───── DATA FOR PROCESSING

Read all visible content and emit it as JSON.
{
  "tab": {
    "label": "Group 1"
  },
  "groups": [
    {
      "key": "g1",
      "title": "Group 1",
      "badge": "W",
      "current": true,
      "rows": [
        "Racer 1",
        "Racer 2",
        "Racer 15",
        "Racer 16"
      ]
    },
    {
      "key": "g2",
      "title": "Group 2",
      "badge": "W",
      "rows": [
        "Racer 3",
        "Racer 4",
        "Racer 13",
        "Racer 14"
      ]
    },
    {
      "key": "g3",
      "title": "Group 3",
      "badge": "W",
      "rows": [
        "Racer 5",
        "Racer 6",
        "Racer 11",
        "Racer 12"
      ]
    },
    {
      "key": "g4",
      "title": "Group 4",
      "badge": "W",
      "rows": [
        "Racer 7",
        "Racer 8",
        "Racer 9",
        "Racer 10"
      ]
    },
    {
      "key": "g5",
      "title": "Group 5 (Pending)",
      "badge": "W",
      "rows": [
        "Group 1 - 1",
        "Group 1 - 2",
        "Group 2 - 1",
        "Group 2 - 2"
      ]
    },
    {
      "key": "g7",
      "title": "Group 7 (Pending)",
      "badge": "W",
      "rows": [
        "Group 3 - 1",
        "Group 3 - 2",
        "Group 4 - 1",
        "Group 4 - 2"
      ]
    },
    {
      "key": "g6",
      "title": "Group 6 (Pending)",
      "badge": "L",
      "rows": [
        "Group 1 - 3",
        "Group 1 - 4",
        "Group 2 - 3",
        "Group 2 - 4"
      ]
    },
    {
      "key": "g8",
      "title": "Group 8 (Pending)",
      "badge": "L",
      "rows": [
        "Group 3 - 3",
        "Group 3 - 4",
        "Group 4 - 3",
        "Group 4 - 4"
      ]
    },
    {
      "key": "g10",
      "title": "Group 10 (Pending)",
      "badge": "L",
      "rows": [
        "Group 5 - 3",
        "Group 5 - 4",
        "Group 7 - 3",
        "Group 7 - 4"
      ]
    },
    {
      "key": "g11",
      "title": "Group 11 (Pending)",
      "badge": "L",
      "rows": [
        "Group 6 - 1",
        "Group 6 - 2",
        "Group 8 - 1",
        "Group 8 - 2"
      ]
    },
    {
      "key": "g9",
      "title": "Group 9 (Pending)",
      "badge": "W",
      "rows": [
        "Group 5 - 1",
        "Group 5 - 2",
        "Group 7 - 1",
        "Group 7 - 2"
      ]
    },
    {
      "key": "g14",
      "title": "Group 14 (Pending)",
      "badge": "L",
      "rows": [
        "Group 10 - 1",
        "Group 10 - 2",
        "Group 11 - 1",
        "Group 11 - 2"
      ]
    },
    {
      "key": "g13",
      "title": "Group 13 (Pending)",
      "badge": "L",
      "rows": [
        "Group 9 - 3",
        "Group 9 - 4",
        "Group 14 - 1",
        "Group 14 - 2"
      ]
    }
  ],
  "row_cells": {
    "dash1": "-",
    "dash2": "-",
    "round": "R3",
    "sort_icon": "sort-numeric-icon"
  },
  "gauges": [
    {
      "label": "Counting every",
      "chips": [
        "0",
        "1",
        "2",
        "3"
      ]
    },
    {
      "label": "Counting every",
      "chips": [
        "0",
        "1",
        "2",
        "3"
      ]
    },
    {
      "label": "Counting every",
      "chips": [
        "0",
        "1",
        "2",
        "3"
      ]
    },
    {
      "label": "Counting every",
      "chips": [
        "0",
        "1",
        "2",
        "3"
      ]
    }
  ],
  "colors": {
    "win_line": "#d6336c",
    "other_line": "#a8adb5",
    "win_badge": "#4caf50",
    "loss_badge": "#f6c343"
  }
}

──────────

Give the entries again in full, exactly as they are written.

- _WRITTEN RESPONSE_:
Read all visible content and emit it as JSON.
{
  "tab": {
    "label": "Group 1"
  },
  "groups": [
    {
      "key": "g1",
      "title": "Group 1",
      "badge": "W",
      "current": true,
      "rows": [
        "Racer 1",
        "Racer 2",
        "Racer 15",
        "Racer 16"
      ]
    },
    {
      "key": "g2",
      "title": "Group 2",
      "badge": "W",
      "rows": [
        "Racer 3",
        "Racer 4",
        "Racer 13",
        "Racer 14"
      ]
    },
    {
      "key": "g3",
      "title": "Group 3",
      "badge": "W",
      "rows": [
        "Racer 5",
        "Racer 6",
        "Racer 11",
        "Racer 12"
      ]
    },
    {
      "key": "g4",
      "title": "Group 4",
      "badge": "W",
      "rows": [
        "Racer 7",
        "Racer 8",
        "Racer 9",
        "Racer 10"
      ]
    },
    {
      "key": "g5",
      "title": "Group 5 (Pending)",
      "badge": "W",
      "rows": [
        "Group 1 - 1",
        "Group 1 - 2",
        "Group 2 - 1",
        "Group 2 - 2"
      ]
    },
    {
      "key": "g7",
      "title": "Group 7 (Pending)",
      "badge": "W",
      "rows": [
        "Group 3 - 1",
        "Group 3 - 2",
        "Group 4 - 1",
        "Group 4 - 2"
      ]
    },
    {
      "key": "g6",
      "title": "Group 6 (Pending)",
      "badge": "L",
      "rows": [
        "Group 1 - 3",
        "Group 1 - 4",
        "Group 2 - 3",
        "Group 2 - 4"
      ]
    },
    {
      "key": "g8",
      "title": "Group 8 (Pending)",
      "badge": "L",
      "rows": [
        "Group 3 - 3",
        "Group 3 - 4",
        "Group 4 - 3",
        "Group 4 - 4"
      ]
    },
    {
      "key": "g10",
      "title": "Group 10 (Pending)",
      "badge": "L",
      "rows": [
        "Group 5 - 3",
        "Group 5 - 4",
        "Group 7 - 3",
        "Group 7 - 4"
      ]
    },
    {
      "key": "g11",
      "title": "Group 11 (Pending)",
      "badge": "L",
      "rows": [
        "Group 6 - 1",
        "Group 6 - 2",
        "Group 8 - 1",
        "Group 8 - 2"
      ]
    },
    {
      "key": "g9",
      "title": "Group 9 (Pending)",
      "badge": "W",
      "rows": [
        "Group 5 - 1",
        "Group 5 - 2",
        "Group 7 - 1",
        "Group 7 - 2"
      ]
    },
    {
      "key": "g14",
      "title": "Group 14 (Pending)",
      "badge": "L",
      "rows": [
        "Group 10 - 1",
        "Group 10 - 2",
        "Group 11 - 1",
        "Group 11 - 2"
      ]
    },
    {
      "key": "g13",
      "title": "Group 13 (Pending)",
      "badge": "L",
      "rows": [
        "Group 9 - 3",
        "Group 9 - 4",
        "Group 14 - 1",
        "Group 14 - 2"
      ]
    }
  ],
  "row_cells": {
    "dash1": "-",
    "dash2": "-",
    "round": "R3",
    "sort_icon": "sort-numeric-icon"
  },
  "gauges": [
    {
      "label": "Counting every",
      "chips": [
        "0",
        "1",
        "2",
        "3"
      ]
    },
    {
      "label": "Counting every",
      "chips": [
        "0",
        "1",
        "2",
        "3"
      ]
    },
    {
      "label": "Counting every",
      "chips": [
        "0",
        "1",
        "2",
        "3"
      ]
    },
    {
      "label": "Counting every",
      "chips": [
        "0",
        "1",
        "2",
        "3"
      ]
    }
  ],
  "colors": {
    "win_line": "#d6336c",
    "other_line": "#a8adb5",
    "win_badge": "#4caf50",
    "loss_badge": "#f6c343"
  }
}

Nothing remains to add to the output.